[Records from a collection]
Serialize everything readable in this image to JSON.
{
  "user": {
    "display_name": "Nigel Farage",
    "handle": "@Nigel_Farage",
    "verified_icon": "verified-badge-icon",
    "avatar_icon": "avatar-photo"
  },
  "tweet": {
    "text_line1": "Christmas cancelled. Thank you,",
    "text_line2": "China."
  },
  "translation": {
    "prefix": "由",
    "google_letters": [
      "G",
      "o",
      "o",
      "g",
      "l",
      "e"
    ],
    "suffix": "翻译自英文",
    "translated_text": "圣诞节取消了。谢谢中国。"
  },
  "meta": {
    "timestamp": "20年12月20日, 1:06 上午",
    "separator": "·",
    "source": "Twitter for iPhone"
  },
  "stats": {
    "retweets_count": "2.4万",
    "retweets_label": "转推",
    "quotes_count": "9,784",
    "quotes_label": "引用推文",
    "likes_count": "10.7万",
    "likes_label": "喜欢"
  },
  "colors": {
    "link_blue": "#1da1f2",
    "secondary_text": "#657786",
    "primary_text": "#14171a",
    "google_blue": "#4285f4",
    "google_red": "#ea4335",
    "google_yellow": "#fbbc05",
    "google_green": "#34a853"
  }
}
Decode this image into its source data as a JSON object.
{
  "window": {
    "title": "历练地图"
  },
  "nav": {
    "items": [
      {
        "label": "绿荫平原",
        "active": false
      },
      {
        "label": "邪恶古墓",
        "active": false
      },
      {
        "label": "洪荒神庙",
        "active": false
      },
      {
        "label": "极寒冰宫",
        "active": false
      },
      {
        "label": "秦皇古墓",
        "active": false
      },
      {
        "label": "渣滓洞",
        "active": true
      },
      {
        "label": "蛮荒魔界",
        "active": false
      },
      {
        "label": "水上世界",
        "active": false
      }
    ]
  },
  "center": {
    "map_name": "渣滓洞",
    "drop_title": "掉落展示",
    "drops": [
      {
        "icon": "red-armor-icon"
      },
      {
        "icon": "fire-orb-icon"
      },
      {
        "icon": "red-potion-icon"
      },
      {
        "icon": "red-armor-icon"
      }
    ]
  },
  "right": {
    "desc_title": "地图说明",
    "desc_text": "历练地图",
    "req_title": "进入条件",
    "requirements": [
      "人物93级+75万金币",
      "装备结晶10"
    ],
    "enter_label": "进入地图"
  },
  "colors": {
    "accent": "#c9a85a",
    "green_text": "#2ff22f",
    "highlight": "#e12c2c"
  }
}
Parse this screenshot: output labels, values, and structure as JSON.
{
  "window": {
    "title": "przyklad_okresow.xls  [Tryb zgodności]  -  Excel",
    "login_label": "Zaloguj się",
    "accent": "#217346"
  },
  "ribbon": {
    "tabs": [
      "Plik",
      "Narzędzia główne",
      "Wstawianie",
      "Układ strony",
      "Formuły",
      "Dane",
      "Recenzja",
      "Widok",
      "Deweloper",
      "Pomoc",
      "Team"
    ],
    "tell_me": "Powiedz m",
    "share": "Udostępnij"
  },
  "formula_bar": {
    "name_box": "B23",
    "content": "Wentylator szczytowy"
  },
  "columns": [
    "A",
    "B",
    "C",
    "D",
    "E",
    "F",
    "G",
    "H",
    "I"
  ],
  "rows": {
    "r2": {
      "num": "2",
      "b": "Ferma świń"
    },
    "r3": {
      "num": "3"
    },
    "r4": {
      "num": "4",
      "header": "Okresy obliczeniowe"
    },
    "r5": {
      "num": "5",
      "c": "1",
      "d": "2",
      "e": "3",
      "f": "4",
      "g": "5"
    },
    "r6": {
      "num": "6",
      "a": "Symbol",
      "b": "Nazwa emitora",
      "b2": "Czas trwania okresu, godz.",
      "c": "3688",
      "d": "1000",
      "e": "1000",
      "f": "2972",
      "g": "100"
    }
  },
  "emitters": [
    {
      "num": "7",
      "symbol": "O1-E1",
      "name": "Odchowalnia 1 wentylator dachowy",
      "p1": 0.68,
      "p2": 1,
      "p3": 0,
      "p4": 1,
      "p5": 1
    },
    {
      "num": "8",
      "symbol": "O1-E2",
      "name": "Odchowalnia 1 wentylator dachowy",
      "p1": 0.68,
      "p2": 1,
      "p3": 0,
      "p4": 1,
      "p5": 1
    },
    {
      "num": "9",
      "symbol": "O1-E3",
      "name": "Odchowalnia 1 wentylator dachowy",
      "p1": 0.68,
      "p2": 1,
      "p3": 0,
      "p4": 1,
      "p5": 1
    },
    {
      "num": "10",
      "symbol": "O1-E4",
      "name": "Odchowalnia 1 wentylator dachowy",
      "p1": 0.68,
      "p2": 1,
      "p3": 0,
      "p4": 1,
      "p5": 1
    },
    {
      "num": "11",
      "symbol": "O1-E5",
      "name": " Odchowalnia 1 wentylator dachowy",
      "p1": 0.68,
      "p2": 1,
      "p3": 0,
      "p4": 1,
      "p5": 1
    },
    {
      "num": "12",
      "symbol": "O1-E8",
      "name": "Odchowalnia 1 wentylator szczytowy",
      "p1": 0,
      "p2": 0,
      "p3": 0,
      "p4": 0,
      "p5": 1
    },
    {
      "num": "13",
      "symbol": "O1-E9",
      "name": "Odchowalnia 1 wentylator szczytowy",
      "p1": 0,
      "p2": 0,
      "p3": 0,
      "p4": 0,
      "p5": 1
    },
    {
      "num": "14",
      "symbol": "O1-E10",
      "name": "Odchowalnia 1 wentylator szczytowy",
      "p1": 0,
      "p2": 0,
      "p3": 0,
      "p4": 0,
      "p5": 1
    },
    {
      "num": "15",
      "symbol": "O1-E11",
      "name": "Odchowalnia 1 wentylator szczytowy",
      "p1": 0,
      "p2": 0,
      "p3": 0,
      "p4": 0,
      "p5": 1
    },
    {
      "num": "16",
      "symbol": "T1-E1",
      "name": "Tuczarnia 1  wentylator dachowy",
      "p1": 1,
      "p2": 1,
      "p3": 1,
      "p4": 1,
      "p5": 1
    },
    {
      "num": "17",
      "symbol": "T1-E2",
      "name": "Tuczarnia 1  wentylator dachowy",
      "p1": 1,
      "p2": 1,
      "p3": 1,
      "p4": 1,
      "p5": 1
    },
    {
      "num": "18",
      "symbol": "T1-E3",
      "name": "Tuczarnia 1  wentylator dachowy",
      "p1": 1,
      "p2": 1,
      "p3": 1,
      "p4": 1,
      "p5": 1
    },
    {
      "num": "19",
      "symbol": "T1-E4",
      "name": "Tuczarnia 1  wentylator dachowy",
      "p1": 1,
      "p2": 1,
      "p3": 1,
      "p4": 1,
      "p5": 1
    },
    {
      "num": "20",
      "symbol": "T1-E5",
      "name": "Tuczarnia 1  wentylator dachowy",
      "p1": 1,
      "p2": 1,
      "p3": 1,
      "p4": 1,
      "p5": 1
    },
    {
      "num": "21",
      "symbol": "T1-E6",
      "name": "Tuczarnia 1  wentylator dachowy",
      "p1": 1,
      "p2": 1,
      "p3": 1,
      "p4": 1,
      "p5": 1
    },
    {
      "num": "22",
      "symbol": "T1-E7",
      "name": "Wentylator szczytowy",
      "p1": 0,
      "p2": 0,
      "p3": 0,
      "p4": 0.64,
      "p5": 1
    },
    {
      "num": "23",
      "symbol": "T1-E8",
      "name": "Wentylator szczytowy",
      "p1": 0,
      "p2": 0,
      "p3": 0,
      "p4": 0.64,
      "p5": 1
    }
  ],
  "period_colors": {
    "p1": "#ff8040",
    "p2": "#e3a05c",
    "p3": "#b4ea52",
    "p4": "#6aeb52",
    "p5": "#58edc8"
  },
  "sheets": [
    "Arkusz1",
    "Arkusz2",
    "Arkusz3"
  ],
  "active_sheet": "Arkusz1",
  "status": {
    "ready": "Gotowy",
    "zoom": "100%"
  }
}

EXERCISE:
Copy every line from the records above that contains the word "this".

SOLUTION:
Serialize everything readable in this image to JSON.
Decode this image into its source data as a JSON object.
Parse this screenshot: output labels, values, and structure as JSON.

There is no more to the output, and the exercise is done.